Aim: Restate, word for word, every line of the data.

(Saved entries)
::::::
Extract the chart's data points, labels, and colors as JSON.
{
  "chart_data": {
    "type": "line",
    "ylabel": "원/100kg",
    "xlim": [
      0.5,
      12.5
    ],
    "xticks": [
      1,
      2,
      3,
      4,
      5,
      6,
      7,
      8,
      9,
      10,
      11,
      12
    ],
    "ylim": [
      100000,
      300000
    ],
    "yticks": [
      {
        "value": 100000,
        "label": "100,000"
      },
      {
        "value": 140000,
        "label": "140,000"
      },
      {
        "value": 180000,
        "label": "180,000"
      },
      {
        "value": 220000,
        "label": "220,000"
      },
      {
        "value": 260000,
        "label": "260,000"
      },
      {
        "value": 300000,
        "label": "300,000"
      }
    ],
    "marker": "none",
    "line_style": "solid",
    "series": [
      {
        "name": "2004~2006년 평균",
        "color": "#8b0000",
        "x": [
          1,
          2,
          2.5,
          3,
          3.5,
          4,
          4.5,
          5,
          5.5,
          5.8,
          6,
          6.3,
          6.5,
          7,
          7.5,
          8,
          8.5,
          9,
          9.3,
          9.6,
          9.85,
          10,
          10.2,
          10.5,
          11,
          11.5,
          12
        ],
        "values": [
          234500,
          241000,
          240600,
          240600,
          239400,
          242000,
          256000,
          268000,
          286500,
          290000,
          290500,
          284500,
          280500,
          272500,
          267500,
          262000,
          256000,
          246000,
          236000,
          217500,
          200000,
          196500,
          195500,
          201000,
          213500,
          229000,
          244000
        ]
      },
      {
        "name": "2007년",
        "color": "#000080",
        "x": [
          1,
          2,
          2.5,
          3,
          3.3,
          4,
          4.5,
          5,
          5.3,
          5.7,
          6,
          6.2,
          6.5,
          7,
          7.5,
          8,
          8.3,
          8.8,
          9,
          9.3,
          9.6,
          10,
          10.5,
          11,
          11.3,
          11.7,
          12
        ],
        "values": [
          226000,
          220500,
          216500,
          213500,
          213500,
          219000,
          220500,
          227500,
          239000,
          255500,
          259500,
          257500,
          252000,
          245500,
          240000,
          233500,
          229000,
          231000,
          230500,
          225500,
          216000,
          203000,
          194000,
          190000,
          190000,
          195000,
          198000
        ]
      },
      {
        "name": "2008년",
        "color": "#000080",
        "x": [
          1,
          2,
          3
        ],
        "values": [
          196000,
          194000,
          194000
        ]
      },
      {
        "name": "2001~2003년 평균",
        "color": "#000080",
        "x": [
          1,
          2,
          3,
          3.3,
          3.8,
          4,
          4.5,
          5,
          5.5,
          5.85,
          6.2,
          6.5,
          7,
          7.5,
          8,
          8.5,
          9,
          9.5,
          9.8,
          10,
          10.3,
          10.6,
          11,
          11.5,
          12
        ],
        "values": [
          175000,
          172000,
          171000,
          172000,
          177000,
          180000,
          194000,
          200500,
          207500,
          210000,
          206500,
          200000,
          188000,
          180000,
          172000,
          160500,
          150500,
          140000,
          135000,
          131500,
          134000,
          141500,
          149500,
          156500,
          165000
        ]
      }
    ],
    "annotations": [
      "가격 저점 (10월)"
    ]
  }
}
::::::
Result of the exercise:
Extract the chart's data points, labels, and colors as JSON.
{
  "chart_data": {
    "type": "line",
    "ylabel": "원/100kg",
    "xlim": [
      0.5,
      12.5
    ],
    "xticks": [
      1,
      2,
      3,
      4,
      5,
      6,
      7,
      8,
      9,
      10,
      11,
      12
    ],
    "ylim": [
      100000,
      300000
    ],
    "yticks": [
      {
        "value": 100000,
        "label": "100,000"
      },
      {
        "value": 140000,
        "label": "140,000"
      },
      {
        "value": 180000,
        "label": "180,000"
      },
      {
        "value": 220000,
        "label": "220,000"
      },
      {
        "value": 260000,
        "label": "260,000"
      },
      {
        "value": 300000,
        "label": "300,000"
      }
    ],
    "marker": "none",
    "line_style": "solid",
    "series": [
      {
        "name": "2004~2006년 평균",
        "color": "#8b0000",
        "x": [
          1,
          2,
          2.5,
          3,
          3.5,
          4,
          4.5,
          5,
          5.5,
          5.8,
          6,
          6.3,
          6.5,
          7,
          7.5,
          8,
          8.5,
          9,
          9.3,
          9.6,
          9.85,
          10,
          10.2,
          10.5,
          11,
          11.5,
          12
        ],
        "values": [
          234500,
          241000,
          240600,
          240600,
          239400,
          242000,
          256000,
          268000,
          286500,
          290000,
          290500,
          284500,
          280500,
          272500,
          267500,
          262000,
          256000,
          246000,
          236000,
          217500,
          200000,
          196500,
          195500,
          201000,
          213500,
          229000,
          244000
        ]
      },
      {
        "name": "2007년",
        "color": "#000080",
        "x": [
          1,
          2,
          2.5,
          3,
          3.3,
          4,
          4.5,
          5,
          5.3,
          5.7,
          6,
          6.2,
          6.5,
          7,
          7.5,
          8,
          8.3,
          8.8,
          9,
          9.3,
          9.6,
          10,
          10.5,
          11,
          11.3,
          11.7,
          12
        ],
        "values": [
          226000,
          220500,
          216500,
          213500,
          213500,
          219000,
          220500,
          227500,
          239000,
          255500,
          259500,
          257500,
          252000,
          245500,
          240000,
          233500,
          229000,
          231000,
          230500,
          225500,
          216000,
          203000,
          194000,
          190000,
          190000,
          195000,
          198000
        ]
      },
      {
        "name": "2008년",
        "color": "#000080",
        "x": [
          1,
          2,
          3
        ],
        "values": [
          196000,
          194000,
          194000
        ]
      },
      {
        "name": "2001~2003년 평균",
        "color": "#000080",
        "x": [
          1,
          2,
          3,
          3.3,
          3.8,
          4,
          4.5,
          5,
          5.5,
          5.85,
          6.2,
          6.5,
          7,
          7.5,
          8,
          8.5,
          9,
          9.5,
          9.8,
          10,
          10.3,
          10.6,
          11,
          11.5,
          12
        ],
        "values": [
          175000,
          172000,
          171000,
          172000,
          177000,
          180000,
          194000,
          200500,
          207500,
          210000,
          206500,
          200000,
          188000,
          180000,
          172000,
          160500,
          150500,
          140000,
          135000,
          131500,
          134000,
          141500,
          149500,
          156500,
          165000
        ]
      }
    ],
    "annotations": [
      "가격 저점 (10월)"
    ]
  }
}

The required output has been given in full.